(Collected data)
# # # # #

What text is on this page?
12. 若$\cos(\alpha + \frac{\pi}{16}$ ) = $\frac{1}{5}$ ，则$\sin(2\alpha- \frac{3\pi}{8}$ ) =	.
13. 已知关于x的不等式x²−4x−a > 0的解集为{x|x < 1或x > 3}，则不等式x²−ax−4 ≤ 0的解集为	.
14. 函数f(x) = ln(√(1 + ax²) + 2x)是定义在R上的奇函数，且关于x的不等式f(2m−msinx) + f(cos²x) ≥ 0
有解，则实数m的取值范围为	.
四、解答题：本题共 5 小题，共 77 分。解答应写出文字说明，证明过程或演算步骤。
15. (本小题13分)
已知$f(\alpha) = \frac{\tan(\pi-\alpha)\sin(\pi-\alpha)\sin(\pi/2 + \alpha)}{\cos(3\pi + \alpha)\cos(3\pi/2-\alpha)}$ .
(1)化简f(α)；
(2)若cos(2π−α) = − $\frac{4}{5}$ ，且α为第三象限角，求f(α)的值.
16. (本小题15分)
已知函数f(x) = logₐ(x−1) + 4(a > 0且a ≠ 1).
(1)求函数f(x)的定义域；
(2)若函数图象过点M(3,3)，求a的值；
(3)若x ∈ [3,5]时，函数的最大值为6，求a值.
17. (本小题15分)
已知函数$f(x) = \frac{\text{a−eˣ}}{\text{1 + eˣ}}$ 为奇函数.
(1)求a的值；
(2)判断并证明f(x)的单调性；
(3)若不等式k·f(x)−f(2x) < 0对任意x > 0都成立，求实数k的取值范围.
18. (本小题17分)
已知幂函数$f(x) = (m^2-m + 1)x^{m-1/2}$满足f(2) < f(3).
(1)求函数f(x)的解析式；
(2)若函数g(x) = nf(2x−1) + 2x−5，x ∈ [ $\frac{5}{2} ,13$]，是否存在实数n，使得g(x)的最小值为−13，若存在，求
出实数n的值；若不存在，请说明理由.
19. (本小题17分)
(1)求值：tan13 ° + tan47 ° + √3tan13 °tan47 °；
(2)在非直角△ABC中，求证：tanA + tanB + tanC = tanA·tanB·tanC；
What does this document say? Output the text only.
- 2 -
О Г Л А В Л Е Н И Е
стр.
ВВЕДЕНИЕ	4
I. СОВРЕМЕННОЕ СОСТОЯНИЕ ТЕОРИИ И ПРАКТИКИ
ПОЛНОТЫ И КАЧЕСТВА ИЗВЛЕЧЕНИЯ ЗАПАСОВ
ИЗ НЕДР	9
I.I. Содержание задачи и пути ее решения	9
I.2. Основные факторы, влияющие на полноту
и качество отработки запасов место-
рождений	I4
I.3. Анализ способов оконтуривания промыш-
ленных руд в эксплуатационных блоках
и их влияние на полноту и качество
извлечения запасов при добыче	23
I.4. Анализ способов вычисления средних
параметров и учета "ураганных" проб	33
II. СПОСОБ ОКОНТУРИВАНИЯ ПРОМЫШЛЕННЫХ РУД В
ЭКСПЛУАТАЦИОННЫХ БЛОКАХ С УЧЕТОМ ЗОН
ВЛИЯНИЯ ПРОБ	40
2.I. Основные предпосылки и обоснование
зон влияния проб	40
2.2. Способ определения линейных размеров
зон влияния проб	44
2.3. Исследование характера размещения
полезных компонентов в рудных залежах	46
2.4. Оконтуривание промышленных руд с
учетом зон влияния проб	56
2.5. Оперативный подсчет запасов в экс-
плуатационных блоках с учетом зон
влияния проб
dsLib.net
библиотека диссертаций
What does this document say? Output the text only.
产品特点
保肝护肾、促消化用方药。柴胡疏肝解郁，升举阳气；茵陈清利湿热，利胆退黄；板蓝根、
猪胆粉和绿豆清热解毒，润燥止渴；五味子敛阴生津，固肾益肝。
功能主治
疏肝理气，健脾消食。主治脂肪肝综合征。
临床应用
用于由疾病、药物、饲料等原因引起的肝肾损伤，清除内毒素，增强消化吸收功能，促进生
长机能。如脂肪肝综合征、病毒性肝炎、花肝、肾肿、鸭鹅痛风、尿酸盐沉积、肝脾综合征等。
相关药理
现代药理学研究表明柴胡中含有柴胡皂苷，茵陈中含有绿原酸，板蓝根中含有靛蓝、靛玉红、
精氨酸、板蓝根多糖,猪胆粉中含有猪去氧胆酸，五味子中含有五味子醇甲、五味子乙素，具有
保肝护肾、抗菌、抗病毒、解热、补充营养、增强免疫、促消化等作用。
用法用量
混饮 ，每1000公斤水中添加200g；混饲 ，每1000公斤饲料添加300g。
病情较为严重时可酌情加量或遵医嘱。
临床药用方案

# # # # #

## Exercise prompt
Print the material above once more, exactly.

## Response to the exercise
What text is on this page?
12. 若$\cos(\alpha + \frac{\pi}{16}$ ) = $\frac{1}{5}$ ，则$\sin(2\alpha- \frac{3\pi}{8}$ ) =	.
13. 已知关于x的不等式x²−4x−a > 0的解集为{x|x < 1或x > 3}，则不等式x²−ax−4 ≤ 0的解集为	.
14. 函数f(x) = ln(√(1 + ax²) + 2x)是定义在R上的奇函数，且关于x的不等式f(2m−msinx) + f(cos²x) ≥ 0
有解，则实数m的取值范围为	.
四、解答题：本题共 5 小题，共 77 分。解答应写出文字说明，证明过程或演算步骤。
15. (本小题13分)
已知$f(\alpha) = \frac{\tan(\pi-\alpha)\sin(\pi-\alpha)\sin(\pi/2 + \alpha)}{\cos(3\pi + \alpha)\cos(3\pi/2-\alpha)}$ .
(1)化简f(α)；
(2)若cos(2π−α) = − $\frac{4}{5}$ ，且α为第三象限角，求f(α)的值.
16. (本小题15分)
已知函数f(x) = logₐ(x−1) + 4(a > 0且a ≠ 1).
(1)求函数f(x)的定义域；
(2)若函数图象过点M(3,3)，求a的值；
(3)若x ∈ [3,5]时，函数的最大值为6，求a值.
17. (本小题15分)
已知函数$f(x) = \frac{\text{a−eˣ}}{\text{1 + eˣ}}$ 为奇函数.
(1)求a的值；
(2)判断并证明f(x)的单调性；
(3)若不等式k·f(x)−f(2x) < 0对任意x > 0都成立，求实数k的取值范围.
18. (本小题17分)
已知幂函数$f(x) = (m^2-m + 1)x^{m-1/2}$满足f(2) < f(3).
(1)求函数f(x)的解析式；
(2)若函数g(x) = nf(2x−1) + 2x−5，x ∈ [ $\frac{5}{2} ,13$]，是否存在实数n，使得g(x)的最小值为−13，若存在，求
出实数n的值；若不存在，请说明理由.
19. (本小题17分)
(1)求值：tan13 ° + tan47 ° + √3tan13 °tan47 °；
(2)在非直角△ABC中，求证：tanA + tanB + tanC = tanA·tanB·tanC；
What does this document say? Output the text only.
- 2 -
О Г Л А В Л Е Н И Е
стр.
ВВЕДЕНИЕ	4
I. СОВРЕМЕННОЕ СОСТОЯНИЕ ТЕОРИИ И ПРАКТИКИ
ПОЛНОТЫ И КАЧЕСТВА ИЗВЛЕЧЕНИЯ ЗАПАСОВ
ИЗ НЕДР	9
I.I. Содержание задачи и пути ее решения	9
I.2. Основные факторы, влияющие на полноту
и качество отработки запасов место-
рождений	I4
I.3. Анализ способов оконтуривания промыш-
ленных руд в эксплуатационных блоках
и их влияние на полноту и качество
извлечения запасов при добыче	23
I.4. Анализ способов вычисления средних
параметров и учета "ураганных" проб	33
II. СПОСОБ ОКОНТУРИВАНИЯ ПРОМЫШЛЕННЫХ РУД В
ЭКСПЛУАТАЦИОННЫХ БЛОКАХ С УЧЕТОМ ЗОН
ВЛИЯНИЯ ПРОБ	40
2.I. Основные предпосылки и обоснование
зон влияния проб	40
2.2. Способ определения линейных размеров
зон влияния проб	44
2.3. Исследование характера размещения
полезных компонентов в рудных залежах	46
2.4. Оконтуривание промышленных руд с
учетом зон влияния проб	56
2.5. Оперативный подсчет запасов в экс-
плуатационных блоках с учетом зон
влияния проб
dsLib.net
библиотека диссертаций
What does this document say? Output the text only.
产品特点
保肝护肾、促消化用方药。柴胡疏肝解郁，升举阳气；茵陈清利湿热，利胆退黄；板蓝根、
猪胆粉和绿豆清热解毒，润燥止渴；五味子敛阴生津，固肾益肝。
功能主治
疏肝理气，健脾消食。主治脂肪肝综合征。
临床应用
用于由疾病、药物、饲料等原因引起的肝肾损伤，清除内毒素，增强消化吸收功能，促进生
长机能。如脂肪肝综合征、病毒性肝炎、花肝、肾肿、鸭鹅痛风、尿酸盐沉积、肝脾综合征等。
相关药理
现代药理学研究表明柴胡中含有柴胡皂苷，茵陈中含有绿原酸，板蓝根中含有靛蓝、靛玉红、
精氨酸、板蓝根多糖,猪胆粉中含有猪去氧胆酸，五味子中含有五味子醇甲、五味子乙素，具有
保肝护肾、抗菌、抗病毒、解热、补充营养、增强免疫、促消化等作用。
用法用量
混饮 ，每1000公斤水中添加200g；混饲 ，每1000公斤饲料添加300g。
病情较为严重时可酌情加量或遵医嘱。
临床药用方案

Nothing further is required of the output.